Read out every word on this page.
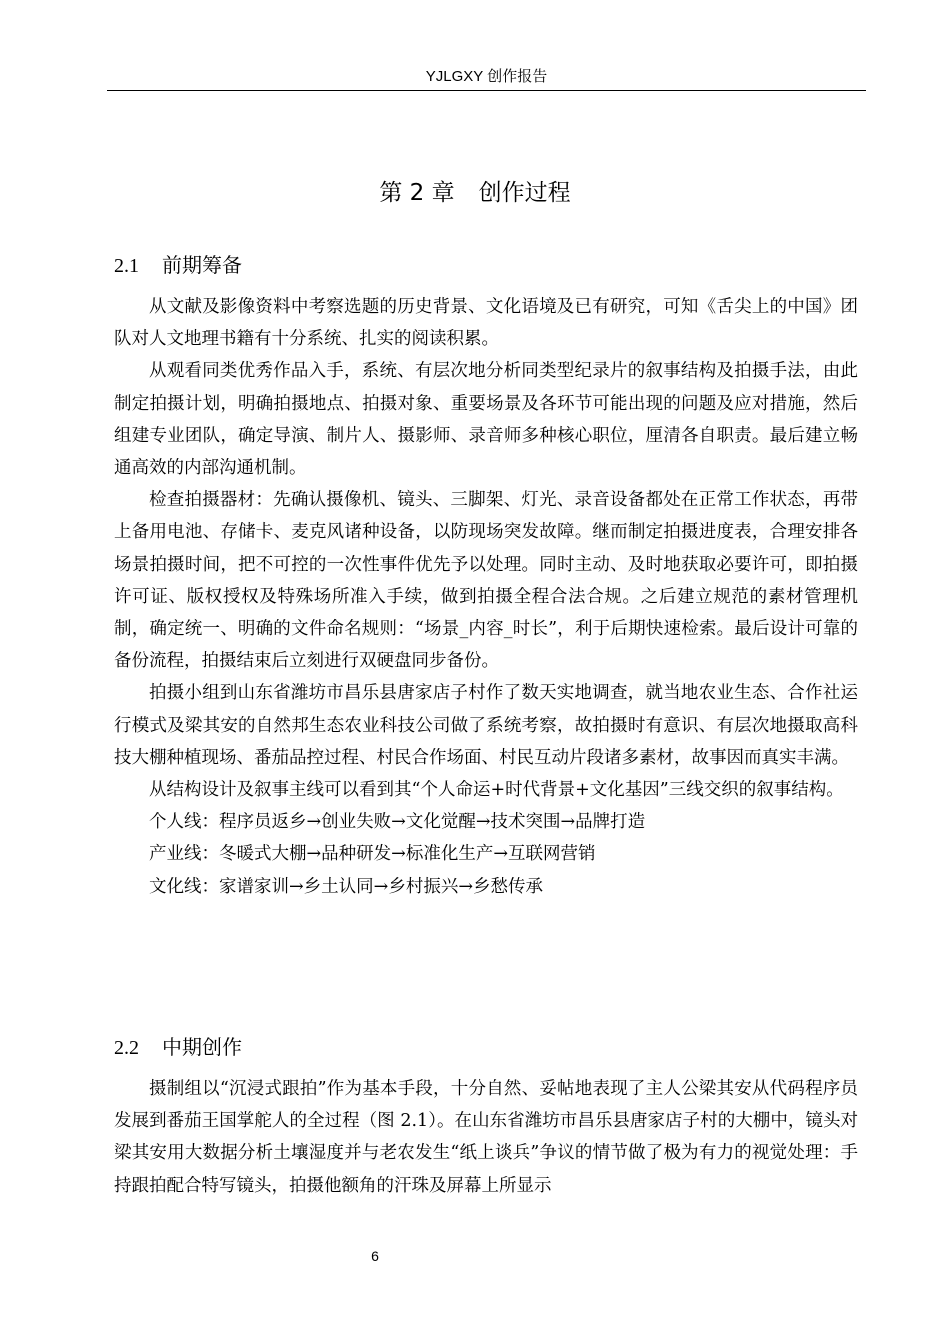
YJLGXY 创作报告
第 2 章 创作过程
2.1 前期筹备

从文献及影像资料中考察选题的历史背景、文化语境及已有研究，可知《舌尖上的中国》团队对人文地理书籍有十分系统、扎实的阅读积累。

从观看同类优秀作品入手，系统、有层次地分析同类型纪录片的叙事结构及拍摄手法，由此制定拍摄计划，明确拍摄地点、拍摄对象、重要场景及各环节可能出现的问题及应对措施，然后组建专业团队，确定导演、制片人、摄影师、录音师多种核心职位，厘清各自职责。最后建立畅通高效的内部沟通机制。

检查拍摄器材：先确认摄像机、镜头、三脚架、灯光、录音设备都处在正常工作状态，再带上备用电池、存储卡、麦克风诸种设备，以防现场突发故障。继而制定拍摄进度表，合理安排各场景拍摄时间，把不可控的一次性事件优先予以处理。同时主动、及时地获取必要许可，即拍摄许可证、版权授权及特殊场所准入手续，做到拍摄全程合法合规。之后建立规范的素材管理机制，确定统一、明确的文件命名规则：“场景_内容_时长”，利于后期快速检索。最后设计可靠的备份流程，拍摄结束后立刻进行双硬盘同步备份。

拍摄小组到山东省潍坊市昌乐县唐家店子村作了数天实地调查，就当地农业生态、合作社运行模式及梁其安的自然邦生态农业科技公司做了系统考察，故拍摄时有意识、有层次地摄取高科技大棚种植现场、番茄品控过程、村民合作场面、村民互动片段诸多素材，故事因而真实丰满。

从结构设计及叙事主线可以看到其“个人命运+时代背景+文化基因”三线交织的叙事结构。

个人线：程序员返乡→创业失败→文化觉醒→技术突围→品牌打造

产业线：冬暖式大棚→品种研发→标准化生产→互联网营销

文化线：家谱家训→乡土认同→乡村振兴→乡愁传承

2.2 中期创作

摄制组以“沉浸式跟拍”作为基本手段，十分自然、妥帖地表现了主人公梁其安从代码程序员发展到番茄王国掌舵人的全过程（图 2.1）。在山东省潍坊市昌乐县唐家店子村的大棚中，镜头对梁其安用大数据分析土壤湿度并与老农发生“纸上谈兵”争议的情节做了极为有力的视觉处理：手持跟拍配合特写镜头，拍摄他额角的汗珠及屏幕上所显示

6
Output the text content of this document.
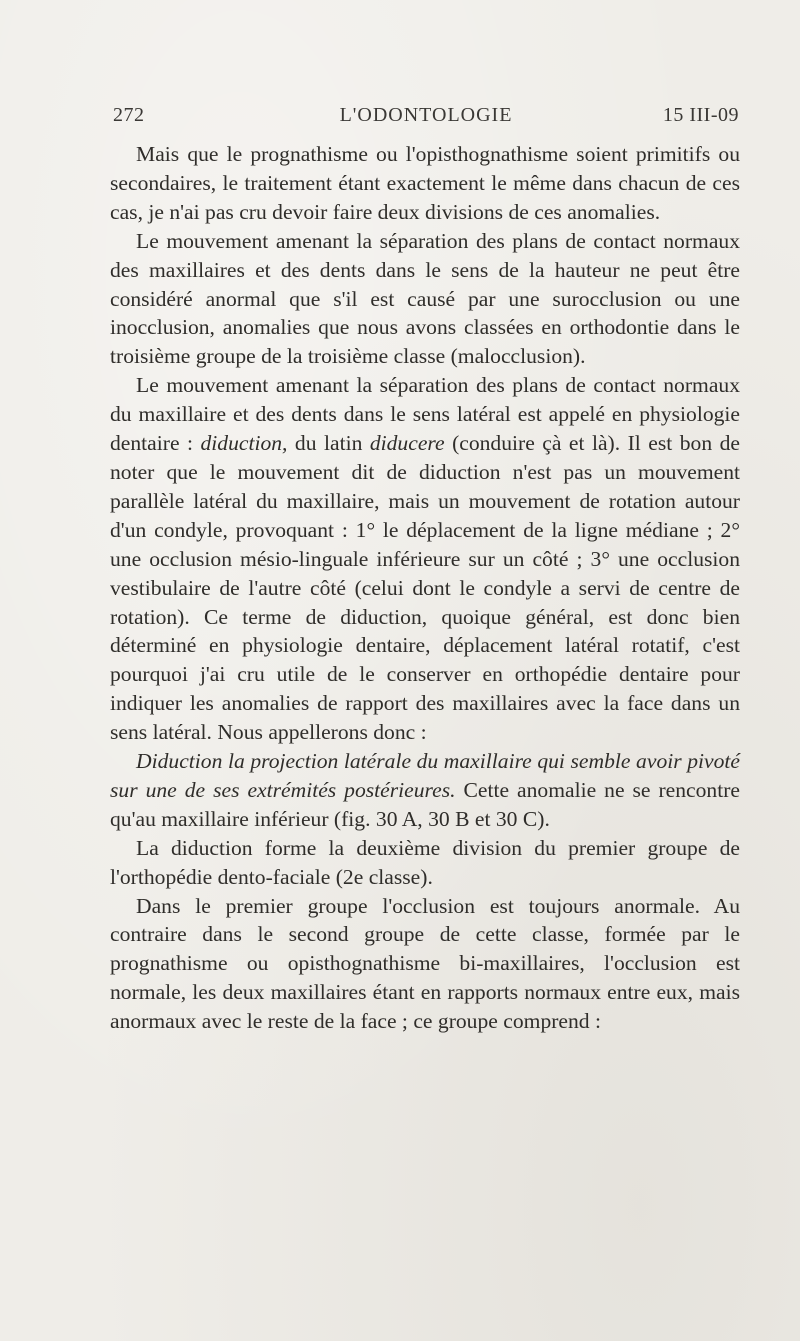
272	L'ODONTOLOGIE	15 III-09

Mais que le prognathisme ou l'opisthognathisme soient primitifs ou secondaires, le traitement étant exactement le même dans chacun de ces cas, je n'ai pas cru devoir faire deux divisions de ces anomalies.

Le mouvement amenant la séparation des plans de contact normaux des maxillaires et des dents dans le sens de la hauteur ne peut être considéré anormal que s'il est causé par une surocclusion ou une inocclusion, anomalies que nous avons classées en orthodontie dans le troisième groupe de la troisième classe (malocclusion).

Le mouvement amenant la séparation des plans de contact normaux du maxillaire et des dents dans le sens latéral est appelé en physiologie dentaire : diduction, du latin diducere (conduire çà et là). Il est bon de noter que le mouvement dit de diduction n'est pas un mouvement parallèle latéral du maxillaire, mais un mouvement de rotation autour d'un condyle, provoquant : 1° le déplacement de la ligne médiane ; 2° une occlusion mésio-linguale inférieure sur un côté ; 3° une occlusion vestibulaire de l'autre côté (celui dont le condyle a servi de centre de rotation). Ce terme de diduction, quoique général, est donc bien déterminé en physiologie dentaire, déplacement latéral rotatif, c'est pourquoi j'ai cru utile de le conserver en orthopédie dentaire pour indiquer les anomalies de rapport des maxillaires avec la face dans un sens latéral. Nous appellerons donc :

Diduction la projection latérale du maxillaire qui semble avoir pivoté sur une de ses extrémités postérieures. Cette anomalie ne se rencontre qu'au maxillaire inférieur (fig. 30 A, 30 B et 30 C).

La diduction forme la deuxième division du premier groupe de l'orthopédie dento-faciale (2e classe).

Dans le premier groupe l'occlusion est toujours anormale. Au contraire dans le second groupe de cette classe, formée par le prognathisme ou opisthognathisme bi-maxillaires, l'occlusion est normale, les deux maxillaires étant en rapports normaux entre eux, mais anormaux avec le reste de la face ; ce groupe comprend :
————
Except for the pictures, copy every line of the records above exactly.

Answer to this task ▸
Read out every word on this page.
YJLGXY 创作报告
第 2 章 创作过程
2.1 前期筹备

从文献及影像资料中考察选题的历史背景、文化语境及已有研究，可知《舌尖上的中国》团队对人文地理书籍有十分系统、扎实的阅读积累。

从观看同类优秀作品入手，系统、有层次地分析同类型纪录片的叙事结构及拍摄手法，由此制定拍摄计划，明确拍摄地点、拍摄对象、重要场景及各环节可能出现的问题及应对措施，然后组建专业团队，确定导演、制片人、摄影师、录音师多种核心职位，厘清各自职责。最后建立畅通高效的内部沟通机制。

检查拍摄器材：先确认摄像机、镜头、三脚架、灯光、录音设备都处在正常工作状态，再带上备用电池、存储卡、麦克风诸种设备，以防现场突发故障。继而制定拍摄进度表，合理安排各场景拍摄时间，把不可控的一次性事件优先予以处理。同时主动、及时地获取必要许可，即拍摄许可证、版权授权及特殊场所准入手续，做到拍摄全程合法合规。之后建立规范的素材管理机制，确定统一、明确的文件命名规则：“场景_内容_时长”，利于后期快速检索。最后设计可靠的备份流程，拍摄结束后立刻进行双硬盘同步备份。

拍摄小组到山东省潍坊市昌乐县唐家店子村作了数天实地调查，就当地农业生态、合作社运行模式及梁其安的自然邦生态农业科技公司做了系统考察，故拍摄时有意识、有层次地摄取高科技大棚种植现场、番茄品控过程、村民合作场面、村民互动片段诸多素材，故事因而真实丰满。

从结构设计及叙事主线可以看到其“个人命运+时代背景+文化基因”三线交织的叙事结构。

个人线：程序员返乡→创业失败→文化觉醒→技术突围→品牌打造

产业线：冬暖式大棚→品种研发→标准化生产→互联网营销

文化线：家谱家训→乡土认同→乡村振兴→乡愁传承

2.2 中期创作

摄制组以“沉浸式跟拍”作为基本手段，十分自然、妥帖地表现了主人公梁其安从代码程序员发展到番茄王国掌舵人的全过程（图 2.1）。在山东省潍坊市昌乐县唐家店子村的大棚中，镜头对梁其安用大数据分析土壤湿度并与老农发生“纸上谈兵”争议的情节做了极为有力的视觉处理：手持跟拍配合特写镜头，拍摄他额角的汗珠及屏幕上所显示

6
Output the text content of this document.
272	L'ODONTOLOGIE	15 III-09

Mais que le prognathisme ou l'opisthognathisme soient primitifs ou secondaires, le traitement étant exactement le même dans chacun de ces cas, je n'ai pas cru devoir faire deux divisions de ces anomalies.

Le mouvement amenant la séparation des plans de contact normaux des maxillaires et des dents dans le sens de la hauteur ne peut être considéré anormal que s'il est causé par une surocclusion ou une inocclusion, anomalies que nous avons classées en orthodontie dans le troisième groupe de la troisième classe (malocclusion).

Le mouvement amenant la séparation des plans de contact normaux du maxillaire et des dents dans le sens latéral est appelé en physiologie dentaire : diduction, du latin diducere (conduire çà et là). Il est bon de noter que le mouvement dit de diduction n'est pas un mouvement parallèle latéral du maxillaire, mais un mouvement de rotation autour d'un condyle, provoquant : 1° le déplacement de la ligne médiane ; 2° une occlusion mésio-linguale inférieure sur un côté ; 3° une occlusion vestibulaire de l'autre côté (celui dont le condyle a servi de centre de rotation). Ce terme de diduction, quoique général, est donc bien déterminé en physiologie dentaire, déplacement latéral rotatif, c'est pourquoi j'ai cru utile de le conserver en orthopédie dentaire pour indiquer les anomalies de rapport des maxillaires avec la face dans un sens latéral. Nous appellerons donc :

Diduction la projection latérale du maxillaire qui semble avoir pivoté sur une de ses extrémités postérieures. Cette anomalie ne se rencontre qu'au maxillaire inférieur (fig. 30 A, 30 B et 30 C).

La diduction forme la deuxième division du premier groupe de l'orthopédie dento-faciale (2e classe).

Dans le premier groupe l'occlusion est toujours anormale. Au contraire dans le second groupe de cette classe, formée par le prognathisme ou opisthognathisme bi-maxillaires, l'occlusion est normale, les deux maxillaires étant en rapports normaux entre eux, mais anormaux avec le reste de la face ; ce groupe comprend :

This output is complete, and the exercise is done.